[EXERCISE PROMPT] Look for the word "JSON" in each line and report the count of matching lines, with nothing added.

[EXTRACTED INFORMATION]
++++++++++++++++++++

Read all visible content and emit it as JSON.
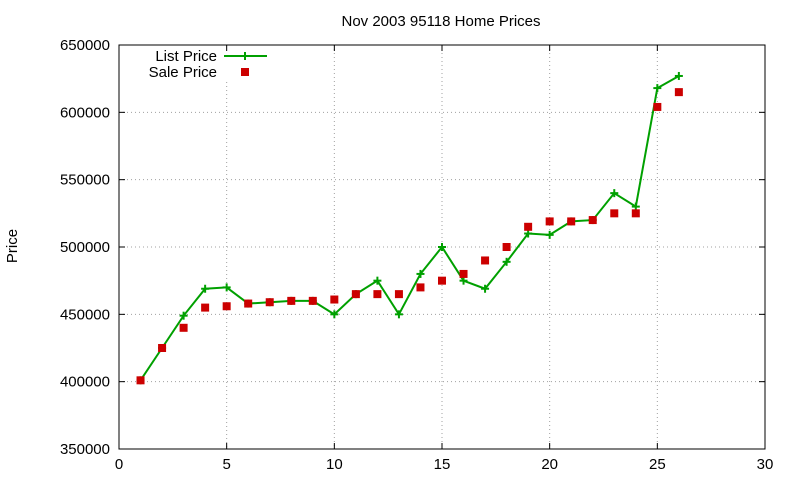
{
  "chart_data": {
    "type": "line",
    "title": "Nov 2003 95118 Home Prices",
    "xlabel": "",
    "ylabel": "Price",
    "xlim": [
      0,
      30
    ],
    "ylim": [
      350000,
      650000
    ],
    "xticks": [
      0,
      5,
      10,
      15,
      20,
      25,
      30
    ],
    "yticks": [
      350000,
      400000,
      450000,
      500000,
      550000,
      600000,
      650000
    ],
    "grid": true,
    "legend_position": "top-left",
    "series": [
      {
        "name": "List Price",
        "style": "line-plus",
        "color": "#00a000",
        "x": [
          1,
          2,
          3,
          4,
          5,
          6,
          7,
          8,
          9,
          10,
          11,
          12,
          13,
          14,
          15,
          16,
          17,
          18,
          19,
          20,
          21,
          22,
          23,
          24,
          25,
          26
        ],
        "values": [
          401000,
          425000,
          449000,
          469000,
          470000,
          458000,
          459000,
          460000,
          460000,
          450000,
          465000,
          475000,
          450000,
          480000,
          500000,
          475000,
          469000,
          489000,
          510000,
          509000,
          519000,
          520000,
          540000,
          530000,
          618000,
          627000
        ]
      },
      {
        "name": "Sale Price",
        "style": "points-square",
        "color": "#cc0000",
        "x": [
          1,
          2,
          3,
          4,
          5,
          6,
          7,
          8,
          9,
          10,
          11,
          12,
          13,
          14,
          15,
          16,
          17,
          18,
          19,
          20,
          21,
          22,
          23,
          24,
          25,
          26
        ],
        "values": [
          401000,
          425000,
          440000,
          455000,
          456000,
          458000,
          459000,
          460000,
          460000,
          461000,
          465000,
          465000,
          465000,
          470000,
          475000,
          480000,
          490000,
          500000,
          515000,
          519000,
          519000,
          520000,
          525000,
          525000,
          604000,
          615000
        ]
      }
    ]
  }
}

++++++++++++++++++++

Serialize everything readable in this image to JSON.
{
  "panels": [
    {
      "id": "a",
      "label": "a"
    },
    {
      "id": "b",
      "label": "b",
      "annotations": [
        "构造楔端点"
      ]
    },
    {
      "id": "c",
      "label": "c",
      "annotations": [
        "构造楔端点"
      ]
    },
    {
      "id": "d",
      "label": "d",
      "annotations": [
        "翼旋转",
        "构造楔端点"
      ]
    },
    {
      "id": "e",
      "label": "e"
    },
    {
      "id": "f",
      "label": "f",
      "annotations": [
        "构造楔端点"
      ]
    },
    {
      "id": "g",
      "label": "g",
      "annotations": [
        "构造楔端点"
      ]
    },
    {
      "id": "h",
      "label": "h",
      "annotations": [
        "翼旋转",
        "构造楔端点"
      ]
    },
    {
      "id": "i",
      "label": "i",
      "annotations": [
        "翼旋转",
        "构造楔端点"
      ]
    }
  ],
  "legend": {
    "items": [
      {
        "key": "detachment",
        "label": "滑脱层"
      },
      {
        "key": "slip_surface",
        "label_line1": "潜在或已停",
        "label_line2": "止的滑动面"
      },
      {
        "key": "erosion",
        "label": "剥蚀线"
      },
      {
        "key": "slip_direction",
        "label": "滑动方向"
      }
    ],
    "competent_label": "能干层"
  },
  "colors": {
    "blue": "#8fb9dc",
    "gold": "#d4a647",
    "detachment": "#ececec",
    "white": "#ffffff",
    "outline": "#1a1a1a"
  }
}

++++++++++++++++++++

[REPLY] 2